[Begin DATASET RECORDS]

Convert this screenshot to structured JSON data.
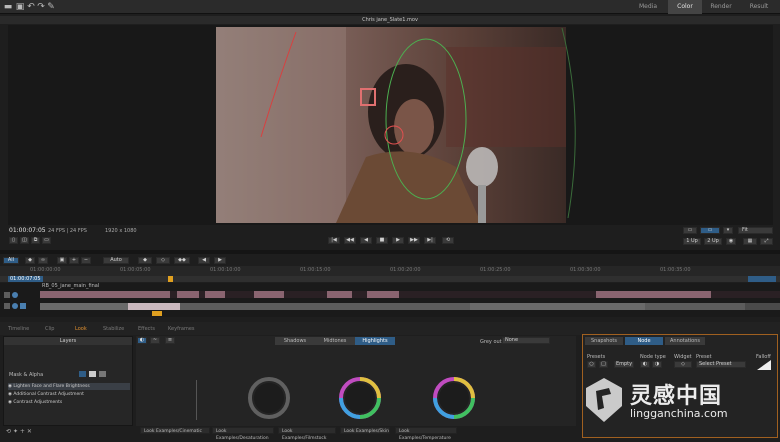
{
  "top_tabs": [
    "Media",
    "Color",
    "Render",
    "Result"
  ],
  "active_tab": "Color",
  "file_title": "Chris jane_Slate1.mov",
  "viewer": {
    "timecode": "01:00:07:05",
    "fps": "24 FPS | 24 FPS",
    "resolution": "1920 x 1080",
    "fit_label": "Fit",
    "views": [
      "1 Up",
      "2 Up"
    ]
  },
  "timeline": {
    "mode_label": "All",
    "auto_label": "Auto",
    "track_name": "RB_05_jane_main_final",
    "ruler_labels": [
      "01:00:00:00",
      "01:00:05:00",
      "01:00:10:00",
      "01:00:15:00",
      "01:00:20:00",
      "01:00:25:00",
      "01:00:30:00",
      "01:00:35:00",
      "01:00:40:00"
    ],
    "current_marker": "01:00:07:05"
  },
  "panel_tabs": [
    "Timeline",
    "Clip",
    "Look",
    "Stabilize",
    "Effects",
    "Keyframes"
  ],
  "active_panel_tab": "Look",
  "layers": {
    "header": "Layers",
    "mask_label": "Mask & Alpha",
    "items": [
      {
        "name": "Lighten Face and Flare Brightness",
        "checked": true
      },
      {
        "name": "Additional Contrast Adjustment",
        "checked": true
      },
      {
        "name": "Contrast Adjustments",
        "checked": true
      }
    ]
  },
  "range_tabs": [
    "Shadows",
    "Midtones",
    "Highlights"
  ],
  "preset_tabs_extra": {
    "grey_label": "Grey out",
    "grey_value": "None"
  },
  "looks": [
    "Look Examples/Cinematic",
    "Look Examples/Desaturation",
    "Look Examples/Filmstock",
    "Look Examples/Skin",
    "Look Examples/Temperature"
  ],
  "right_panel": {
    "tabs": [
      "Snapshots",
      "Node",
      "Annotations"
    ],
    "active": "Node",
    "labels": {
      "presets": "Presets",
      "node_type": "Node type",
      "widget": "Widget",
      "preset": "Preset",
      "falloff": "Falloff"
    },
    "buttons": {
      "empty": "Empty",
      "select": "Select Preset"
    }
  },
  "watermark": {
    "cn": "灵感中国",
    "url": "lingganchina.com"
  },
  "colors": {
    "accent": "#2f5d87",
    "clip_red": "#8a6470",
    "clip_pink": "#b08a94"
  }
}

[End DATASET RECORDS]
[Begin DATASET RECORDS]

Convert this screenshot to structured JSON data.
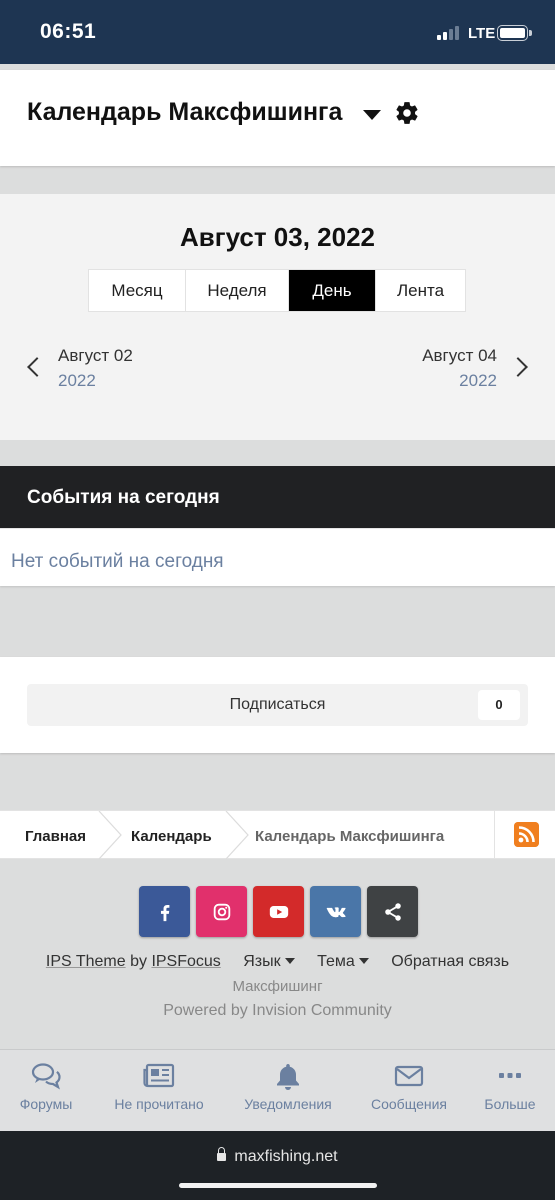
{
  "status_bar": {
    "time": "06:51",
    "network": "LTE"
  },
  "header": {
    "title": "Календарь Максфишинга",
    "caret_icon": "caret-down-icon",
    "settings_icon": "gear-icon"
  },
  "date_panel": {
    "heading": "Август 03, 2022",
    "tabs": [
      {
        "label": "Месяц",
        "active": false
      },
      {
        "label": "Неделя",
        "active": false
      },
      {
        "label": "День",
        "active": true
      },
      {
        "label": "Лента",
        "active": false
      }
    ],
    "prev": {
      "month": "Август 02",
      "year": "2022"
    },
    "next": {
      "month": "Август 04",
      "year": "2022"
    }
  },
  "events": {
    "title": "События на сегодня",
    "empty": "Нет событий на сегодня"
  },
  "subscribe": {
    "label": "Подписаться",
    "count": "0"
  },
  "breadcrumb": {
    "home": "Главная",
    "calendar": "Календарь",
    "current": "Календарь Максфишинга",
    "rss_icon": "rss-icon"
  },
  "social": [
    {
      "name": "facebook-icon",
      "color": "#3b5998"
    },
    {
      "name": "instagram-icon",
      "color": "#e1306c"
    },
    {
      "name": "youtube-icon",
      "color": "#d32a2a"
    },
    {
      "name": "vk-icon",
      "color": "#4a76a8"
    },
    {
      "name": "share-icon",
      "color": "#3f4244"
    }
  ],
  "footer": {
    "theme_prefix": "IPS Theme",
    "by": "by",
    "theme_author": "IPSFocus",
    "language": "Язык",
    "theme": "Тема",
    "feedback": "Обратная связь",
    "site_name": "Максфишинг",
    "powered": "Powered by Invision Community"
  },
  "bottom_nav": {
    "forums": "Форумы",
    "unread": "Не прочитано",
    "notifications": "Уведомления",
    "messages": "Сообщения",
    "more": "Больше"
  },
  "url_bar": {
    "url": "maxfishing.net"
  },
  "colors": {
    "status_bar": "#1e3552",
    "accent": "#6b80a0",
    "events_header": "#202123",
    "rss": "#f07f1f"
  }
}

[End DATASET RECORDS]
[Begin DATASET RECORDS]

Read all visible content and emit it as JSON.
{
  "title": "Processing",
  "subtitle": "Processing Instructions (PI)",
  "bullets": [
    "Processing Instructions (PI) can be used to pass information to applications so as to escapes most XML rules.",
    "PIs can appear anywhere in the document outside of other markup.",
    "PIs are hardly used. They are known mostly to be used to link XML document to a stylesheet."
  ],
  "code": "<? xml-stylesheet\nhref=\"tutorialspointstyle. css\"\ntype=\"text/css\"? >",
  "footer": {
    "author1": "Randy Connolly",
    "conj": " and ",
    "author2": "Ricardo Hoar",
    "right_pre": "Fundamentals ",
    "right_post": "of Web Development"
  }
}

[End DATASET RECORDS]

> _WHAT YOU ARE ASKED TO DO_
From the data above, gather every line that includes the word "Contrast".

> _WRITTEN REPLY_
        "name": "Additional Contrast Adjustment",
        "name": "Contrast Adjustments",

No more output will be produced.